Records:
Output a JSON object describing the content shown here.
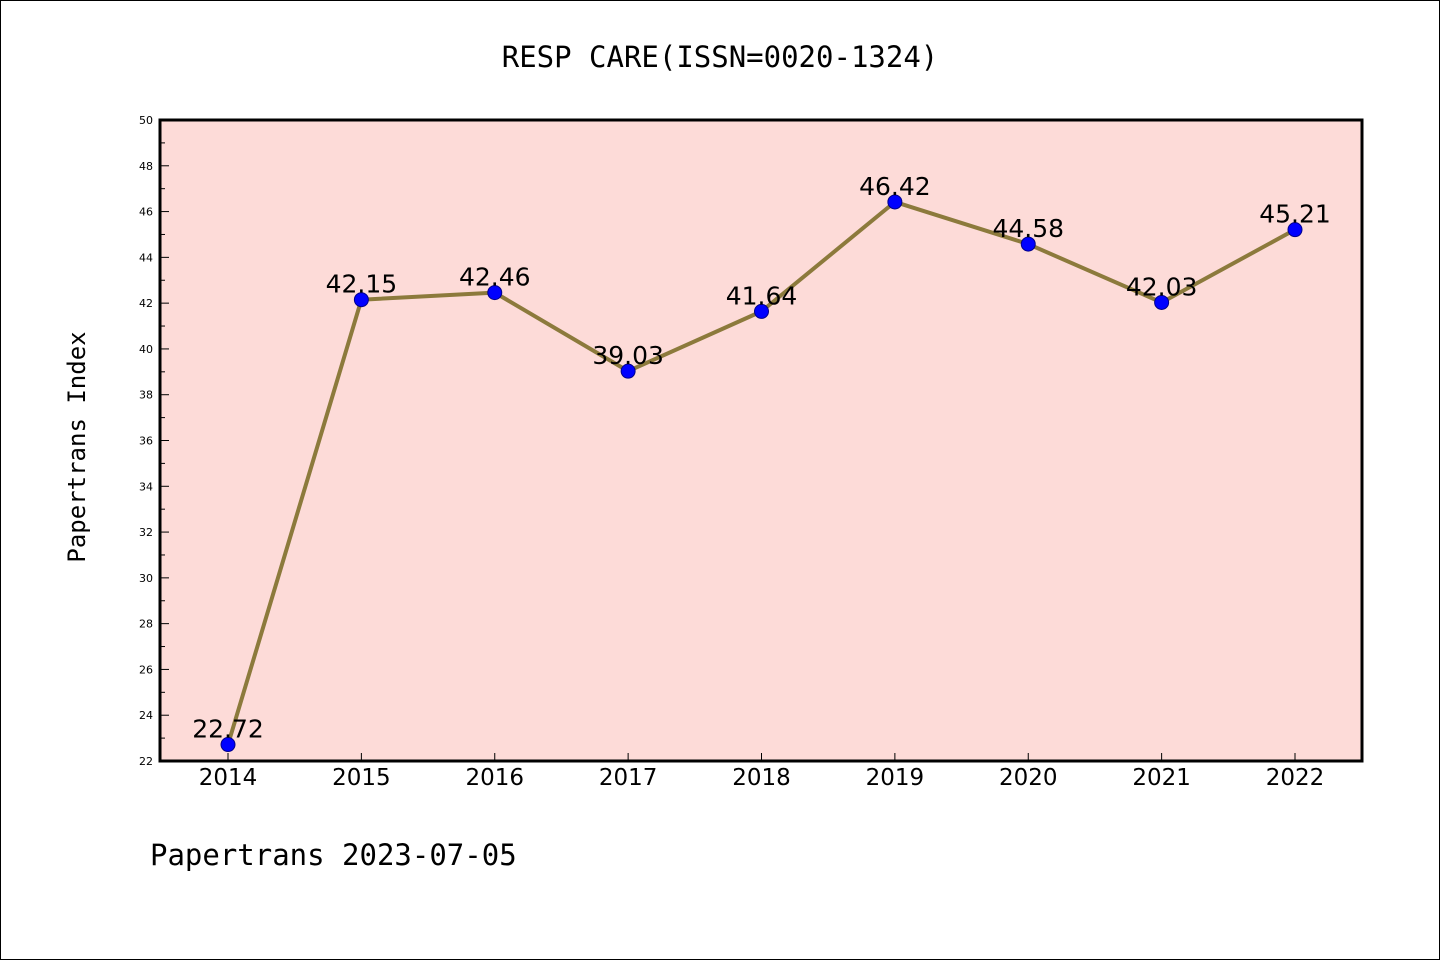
{
  "chart_data": {
    "type": "line",
    "title": "RESP CARE(ISSN=0020-1324)",
    "ylabel": "Papertrans Index",
    "xlabel": "",
    "footer": "Papertrans 2023-07-05",
    "x": [
      "2014",
      "2015",
      "2016",
      "2017",
      "2018",
      "2019",
      "2020",
      "2021",
      "2022"
    ],
    "values": [
      22.72,
      42.15,
      42.46,
      39.03,
      41.64,
      46.42,
      44.58,
      42.03,
      45.21
    ],
    "data_labels": [
      "22.72",
      "42.15",
      "42.46",
      "39.03",
      "41.64",
      "46.42",
      "44.58",
      "42.03",
      "45.21"
    ],
    "ylim": [
      22,
      50
    ],
    "yticks": [
      "22",
      "24",
      "26",
      "28",
      "30",
      "32",
      "34",
      "36",
      "38",
      "40",
      "42",
      "44",
      "46",
      "48",
      "50"
    ],
    "grid": false,
    "colors": {
      "plot_background": "#fddbd8",
      "line": "#8c7a3c",
      "marker_fill": "#0000ff",
      "marker_edge": "#00008b",
      "axes": "#000000"
    }
  }
}
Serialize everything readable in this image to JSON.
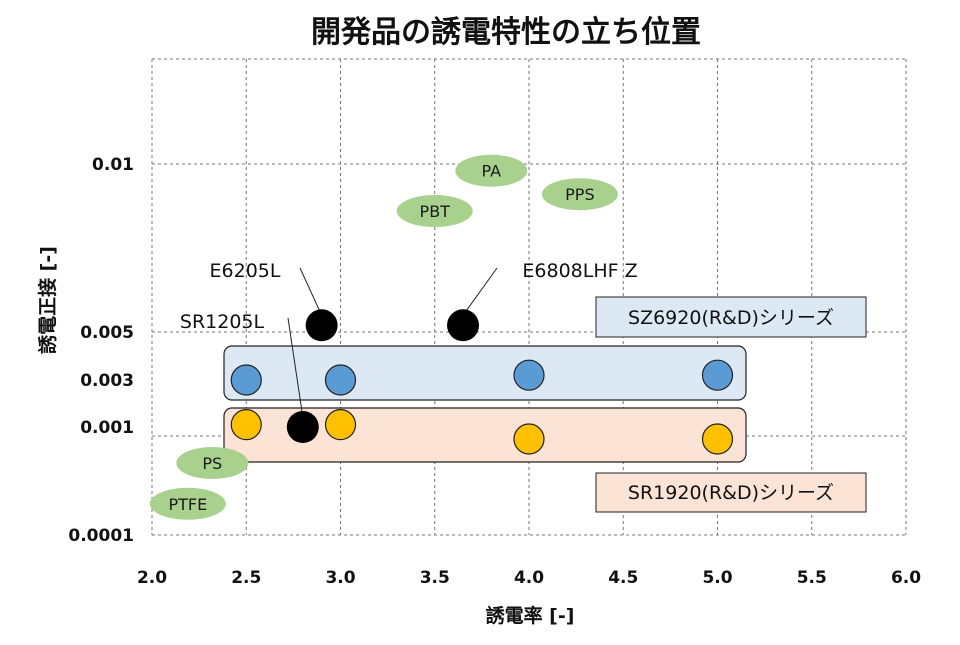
{
  "chart_data": {
    "type": "scatter",
    "title": "開発品の誘電特性の立ち位置",
    "xlabel": "誘電率 [-]",
    "ylabel": "誘電正接 [-]",
    "xlim": [
      2.0,
      6.0
    ],
    "x_ticks": [
      "2.0",
      "2.5",
      "3.0",
      "3.5",
      "4.0",
      "4.5",
      "5.0",
      "5.5",
      "6.0"
    ],
    "y_ticks": [
      "0.0001",
      "0.001",
      "0.003",
      "0.005",
      "0.01"
    ],
    "grid": true,
    "series": [
      {
        "name": "SZ6920(R&D)シリーズ",
        "color": "#5b9bd5",
        "points": [
          {
            "x": 2.5,
            "y": 0.003
          },
          {
            "x": 3.0,
            "y": 0.003
          },
          {
            "x": 4.0,
            "y": 0.0032
          },
          {
            "x": 5.0,
            "y": 0.0032
          }
        ]
      },
      {
        "name": "SR1920(R&D)シリーズ",
        "color": "#ffc000",
        "points": [
          {
            "x": 2.5,
            "y": 0.0011
          },
          {
            "x": 3.0,
            "y": 0.0011
          },
          {
            "x": 4.0,
            "y": 0.0009
          },
          {
            "x": 5.0,
            "y": 0.0009
          }
        ]
      }
    ],
    "products": [
      {
        "label": "E6205L",
        "x": 2.9,
        "y": 0.0052,
        "color": "#000000"
      },
      {
        "label": "E6808LHF Z",
        "x": 3.65,
        "y": 0.0052,
        "color": "#000000"
      },
      {
        "label": "SR1205L",
        "x": 2.8,
        "y": 0.001,
        "color": "#000000"
      }
    ],
    "materials": [
      {
        "label": "PA",
        "x": 3.8,
        "y": 0.0098
      },
      {
        "label": "PPS",
        "x": 4.27,
        "y": 0.0091
      },
      {
        "label": "PBT",
        "x": 3.5,
        "y": 0.0086
      },
      {
        "label": "PS",
        "x": 2.32,
        "y": 0.0007
      },
      {
        "label": "PTFE",
        "x": 2.19,
        "y": 0.00036
      }
    ],
    "material_color": "#a9d18e"
  }
}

Short problem:
Reproduce all of the entries word for word, skipping any pictures they hold.

Final result:
Output a JSON object describing the content shown here.
{
  "chart_data": {
    "type": "line",
    "title": "RESP CARE(ISSN=0020-1324)",
    "ylabel": "Papertrans Index",
    "xlabel": "",
    "footer": "Papertrans 2023-07-05",
    "x": [
      "2014",
      "2015",
      "2016",
      "2017",
      "2018",
      "2019",
      "2020",
      "2021",
      "2022"
    ],
    "values": [
      22.72,
      42.15,
      42.46,
      39.03,
      41.64,
      46.42,
      44.58,
      42.03,
      45.21
    ],
    "data_labels": [
      "22.72",
      "42.15",
      "42.46",
      "39.03",
      "41.64",
      "46.42",
      "44.58",
      "42.03",
      "45.21"
    ],
    "ylim": [
      22,
      50
    ],
    "yticks": [
      "22",
      "24",
      "26",
      "28",
      "30",
      "32",
      "34",
      "36",
      "38",
      "40",
      "42",
      "44",
      "46",
      "48",
      "50"
    ],
    "grid": false,
    "colors": {
      "plot_background": "#fddbd8",
      "line": "#8c7a3c",
      "marker_fill": "#0000ff",
      "marker_edge": "#00008b",
      "axes": "#000000"
    }
  }
}
Serialize everything readable in this image to JSON.
{
  "chart_data": {
    "type": "scatter",
    "title": "開発品の誘電特性の立ち位置",
    "xlabel": "誘電率 [-]",
    "ylabel": "誘電正接 [-]",
    "xlim": [
      2.0,
      6.0
    ],
    "x_ticks": [
      "2.0",
      "2.5",
      "3.0",
      "3.5",
      "4.0",
      "4.5",
      "5.0",
      "5.5",
      "6.0"
    ],
    "y_ticks": [
      "0.0001",
      "0.001",
      "0.003",
      "0.005",
      "0.01"
    ],
    "grid": true,
    "series": [
      {
        "name": "SZ6920(R&D)シリーズ",
        "color": "#5b9bd5",
        "points": [
          {
            "x": 2.5,
            "y": 0.003
          },
          {
            "x": 3.0,
            "y": 0.003
          },
          {
            "x": 4.0,
            "y": 0.0032
          },
          {
            "x": 5.0,
            "y": 0.0032
          }
        ]
      },
      {
        "name": "SR1920(R&D)シリーズ",
        "color": "#ffc000",
        "points": [
          {
            "x": 2.5,
            "y": 0.0011
          },
          {
            "x": 3.0,
            "y": 0.0011
          },
          {
            "x": 4.0,
            "y": 0.0009
          },
          {
            "x": 5.0,
            "y": 0.0009
          }
        ]
      }
    ],
    "products": [
      {
        "label": "E6205L",
        "x": 2.9,
        "y": 0.0052,
        "color": "#000000"
      },
      {
        "label": "E6808LHF Z",
        "x": 3.65,
        "y": 0.0052,
        "color": "#000000"
      },
      {
        "label": "SR1205L",
        "x": 2.8,
        "y": 0.001,
        "color": "#000000"
      }
    ],
    "materials": [
      {
        "label": "PA",
        "x": 3.8,
        "y": 0.0098
      },
      {
        "label": "PPS",
        "x": 4.27,
        "y": 0.0091
      },
      {
        "label": "PBT",
        "x": 3.5,
        "y": 0.0086
      },
      {
        "label": "PS",
        "x": 2.32,
        "y": 0.0007
      },
      {
        "label": "PTFE",
        "x": 2.19,
        "y": 0.00036
      }
    ],
    "material_color": "#a9d18e"
  }
}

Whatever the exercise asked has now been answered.